▶ **RECORD SET**:
-*-*-

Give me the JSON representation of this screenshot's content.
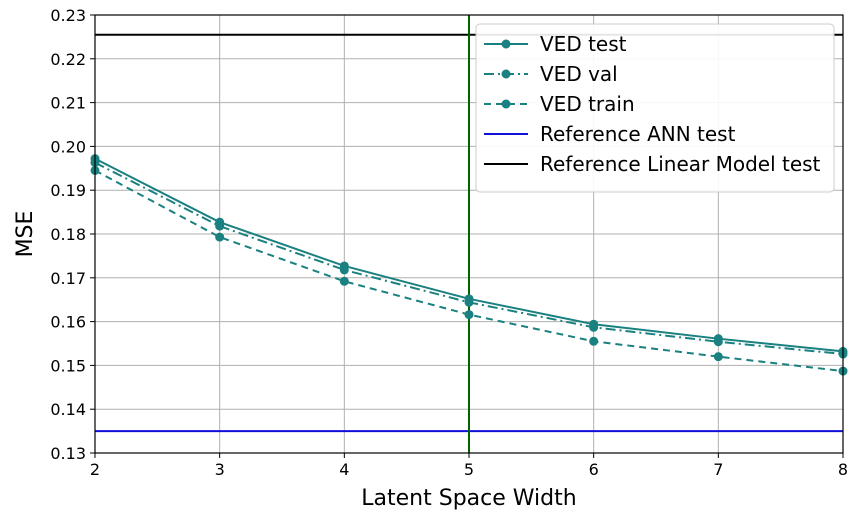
{
  "chart_data": {
    "type": "line",
    "xlabel": "Latent Space Width",
    "ylabel": "MSE",
    "xlim": [
      2,
      8
    ],
    "ylim": [
      0.13,
      0.23
    ],
    "x_ticks": [
      "2",
      "3",
      "4",
      "5",
      "6",
      "7",
      "8"
    ],
    "y_ticks": [
      "0.13",
      "0.14",
      "0.15",
      "0.16",
      "0.17",
      "0.18",
      "0.19",
      "0.20",
      "0.21",
      "0.22",
      "0.23"
    ],
    "grid": true,
    "legend_position": "top-right",
    "x": [
      2,
      3,
      4,
      5,
      6,
      7,
      8
    ],
    "series": [
      {
        "name": "VED test",
        "values": [
          0.1972,
          0.1827,
          0.1727,
          0.1652,
          0.1594,
          0.1561,
          0.1532
        ],
        "color": "#1a8080",
        "style": "solid",
        "marker": "circle"
      },
      {
        "name": "VED val",
        "values": [
          0.1963,
          0.1818,
          0.1718,
          0.1644,
          0.1587,
          0.1554,
          0.1526
        ],
        "color": "#1a8080",
        "style": "dashdot",
        "marker": "circle"
      },
      {
        "name": "VED train",
        "values": [
          0.1945,
          0.1793,
          0.1692,
          0.1616,
          0.1555,
          0.152,
          0.1487
        ],
        "color": "#1a8080",
        "style": "dashed",
        "marker": "circle"
      }
    ],
    "reference_lines": [
      {
        "name": "Reference ANN test",
        "y": 0.135,
        "color": "#1010d8"
      },
      {
        "name": "Reference Linear Model test",
        "y": 0.2255,
        "color": "#000000"
      }
    ],
    "vertical_lines": [
      {
        "x": 5,
        "color": "#006400"
      }
    ]
  }
}
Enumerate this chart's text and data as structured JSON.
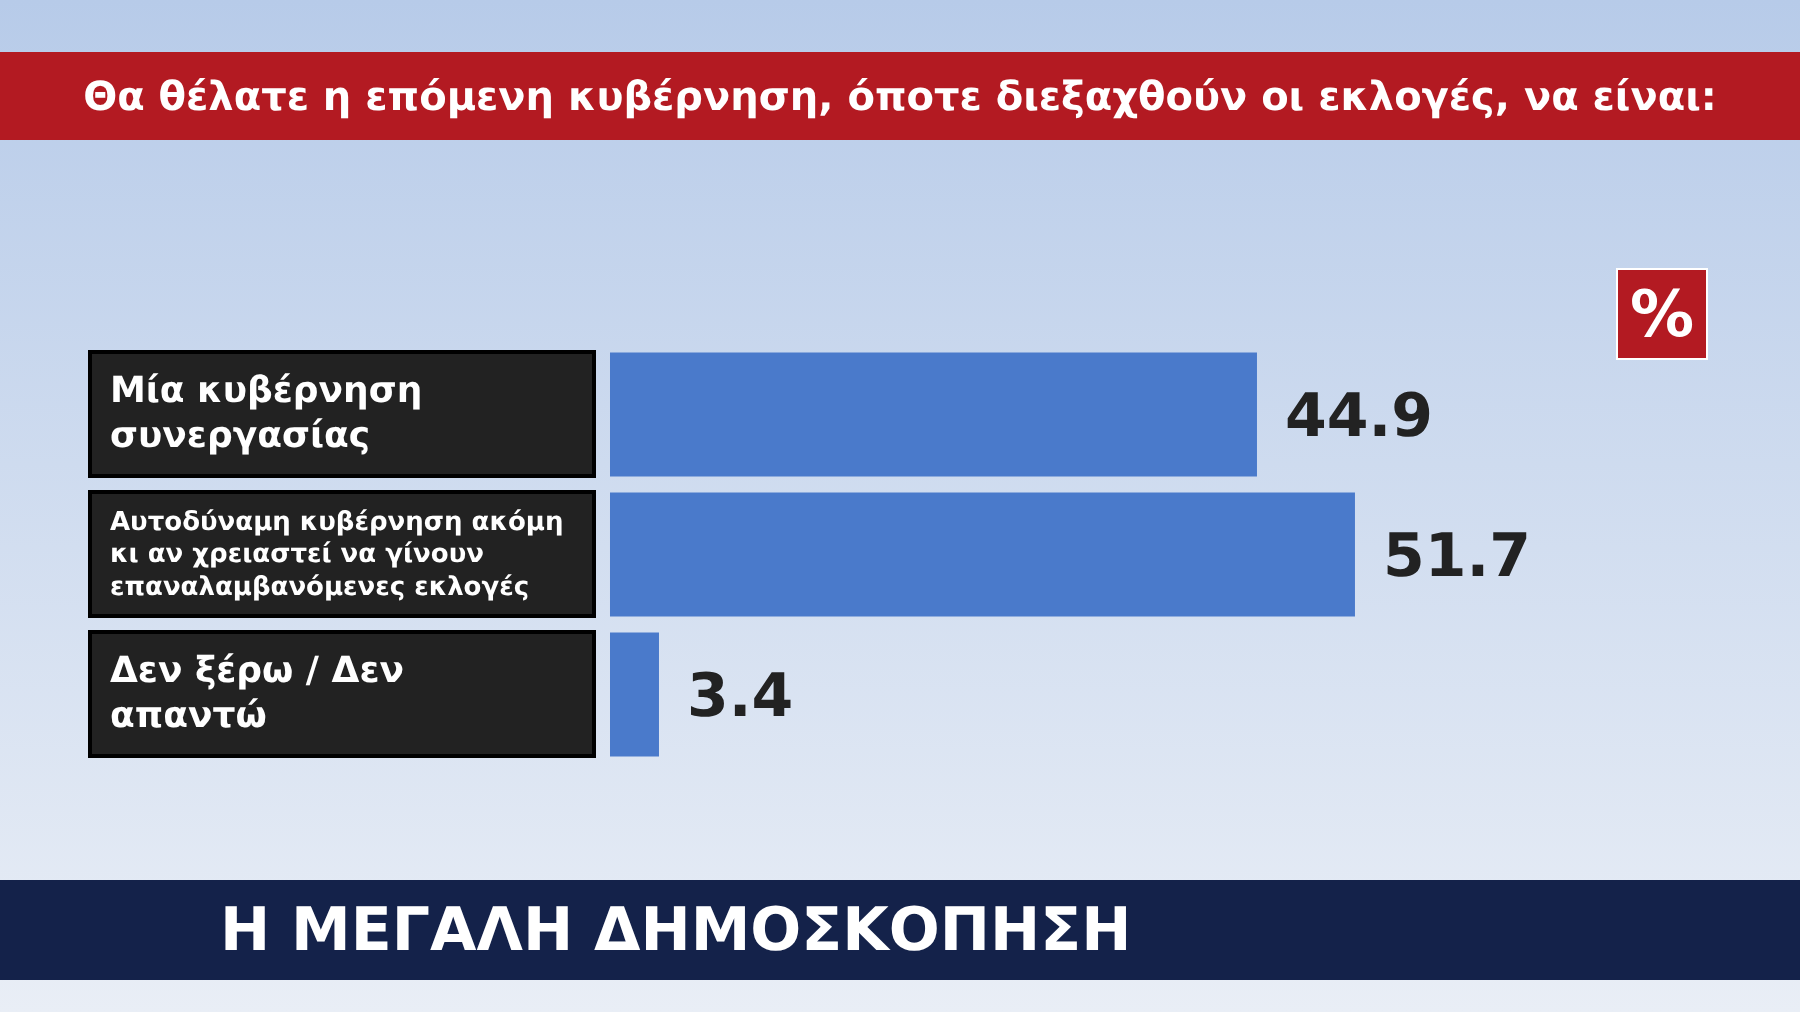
{
  "chart_data": {
    "type": "bar",
    "orientation": "horizontal",
    "title": "Θα θέλατε η επόμενη κυβέρνηση, όποτε διεξαχθούν οι εκλογές, να είναι:",
    "xlabel": "%",
    "categories": [
      "Μία κυβέρνηση συνεργασίας",
      "Αυτοδύναμη κυβέρνηση ακόμη κι αν χρειαστεί να γίνουν επαναλαμβανόμενες εκλογές",
      "Δεν ξέρω / Δεν απαντώ"
    ],
    "values": [
      44.9,
      51.7,
      3.4
    ],
    "color": "#4a7acb",
    "data_labels": true,
    "grid": false,
    "legend": false,
    "annotations": [
      "Η ΜΕΓΑΛΗ ΔΗΜΟΣΚΟΠΗΣΗ"
    ]
  }
}
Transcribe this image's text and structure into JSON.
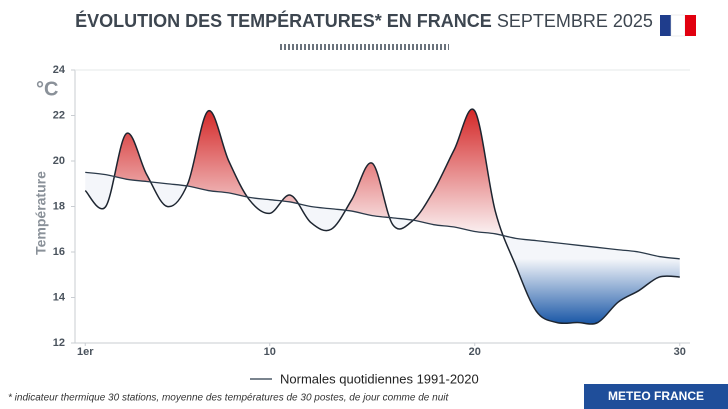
{
  "chart_data": {
    "type": "line",
    "title": "ÉVOLUTION DES TEMPÉRATURES* EN FRANCE",
    "title_suffix": "SEPTEMBRE 2025",
    "unit": "°C",
    "ylabel": "Température",
    "x": [
      1,
      2,
      3,
      4,
      5,
      6,
      7,
      8,
      9,
      10,
      11,
      12,
      13,
      14,
      15,
      16,
      17,
      18,
      19,
      20,
      21,
      22,
      23,
      24,
      25,
      26,
      27,
      28,
      29,
      30
    ],
    "series": [
      {
        "color": "#1d2530",
        "values": [
          18.7,
          18.0,
          21.2,
          19.4,
          18.0,
          19.0,
          22.2,
          20.0,
          18.3,
          17.7,
          18.5,
          17.3,
          17.0,
          18.3,
          19.9,
          17.2,
          17.4,
          18.7,
          20.5,
          22.2,
          17.8,
          15.4,
          13.4,
          12.9,
          12.9,
          12.9,
          13.8,
          14.3,
          14.9,
          14.9
        ]
      },
      {
        "name": "Normales quotidiennes 1991-2020",
        "color": "#2b3a4a",
        "values": [
          19.5,
          19.4,
          19.2,
          19.1,
          19.0,
          18.9,
          18.7,
          18.6,
          18.4,
          18.3,
          18.2,
          18.0,
          17.9,
          17.8,
          17.6,
          17.5,
          17.4,
          17.2,
          17.1,
          16.9,
          16.8,
          16.6,
          16.5,
          16.4,
          16.3,
          16.2,
          16.1,
          16.0,
          15.8,
          15.7
        ]
      }
    ],
    "xlim": [
      0.5,
      30.5
    ],
    "xticks": [
      {
        "value": 1,
        "label": "1er"
      },
      10,
      20,
      30
    ],
    "ylim": [
      12,
      24
    ],
    "yticks": [
      12,
      14,
      16,
      18,
      20,
      22,
      24
    ],
    "above_color": "#d42a2a",
    "below_color": "#1e5aa8",
    "footnote": "* indicateur thermique 30 stations, moyenne des températures de 30 postes, de jour comme de nuit"
  },
  "brand": "METEO FRANCE"
}
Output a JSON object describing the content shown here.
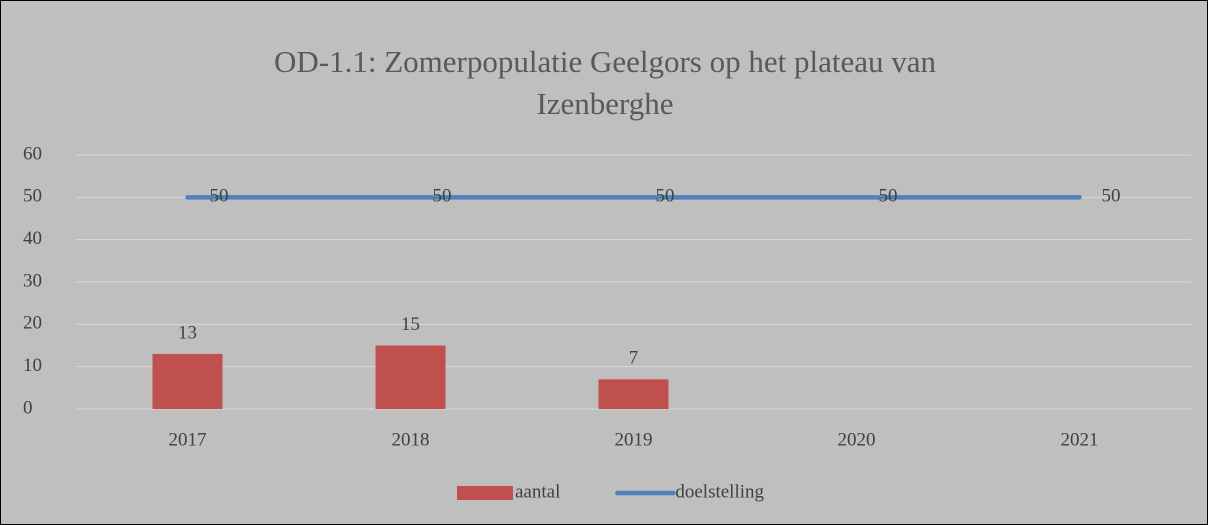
{
  "chart_data": {
    "type": "bar",
    "title": "OD-1.1: Zomerpopulatie Geelgors op het plateau van Izenberghe",
    "categories": [
      "2017",
      "2018",
      "2019",
      "2020",
      "2021"
    ],
    "series": [
      {
        "name": "aantal",
        "type": "bar",
        "color": "#c0504d",
        "values": [
          13,
          15,
          7,
          null,
          null
        ]
      },
      {
        "name": "doelstelling",
        "type": "line",
        "color": "#4f81bd",
        "values": [
          50,
          50,
          50,
          50,
          50
        ]
      }
    ],
    "ylim": [
      0,
      60
    ],
    "yticks": [
      0,
      10,
      20,
      30,
      40,
      50,
      60
    ],
    "grid": true,
    "legend": "bottom"
  }
}
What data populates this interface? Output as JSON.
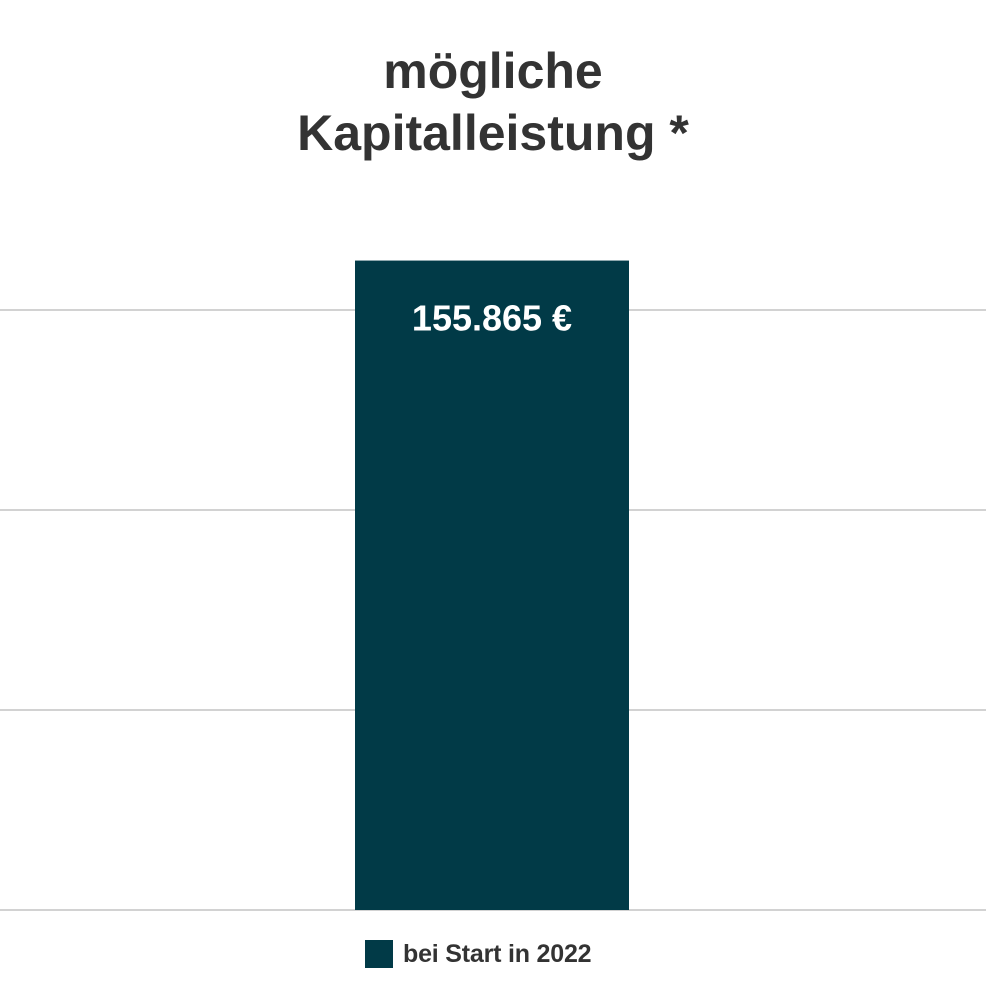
{
  "chart_data": {
    "type": "bar",
    "title_lines": [
      "mögliche",
      "Kapitalleistung *"
    ],
    "categories": [
      "bei Start in 2022"
    ],
    "series": [
      {
        "name": "bei Start in 2022",
        "values": [
          155865
        ],
        "data_labels": [
          "155.865 €"
        ],
        "color": "#013A47"
      }
    ],
    "ylim": [
      0,
      144000
    ],
    "y_gridlines": [
      0,
      48000,
      96000,
      144000
    ],
    "grid": true,
    "legend_position": "bottom",
    "xlabel": "",
    "ylabel": ""
  },
  "colors": {
    "bar": "#013A47",
    "gridline": "#A6A6A6",
    "title": "#333333",
    "data_label": "#FFFFFF"
  }
}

-*-*-

Gather each line from the entries above that includes the word "text".

▶ **WORKED SOLUTION**:
Enumerate this chart's text and data as structured JSON.
Transcribe this image's text and structure into JSON.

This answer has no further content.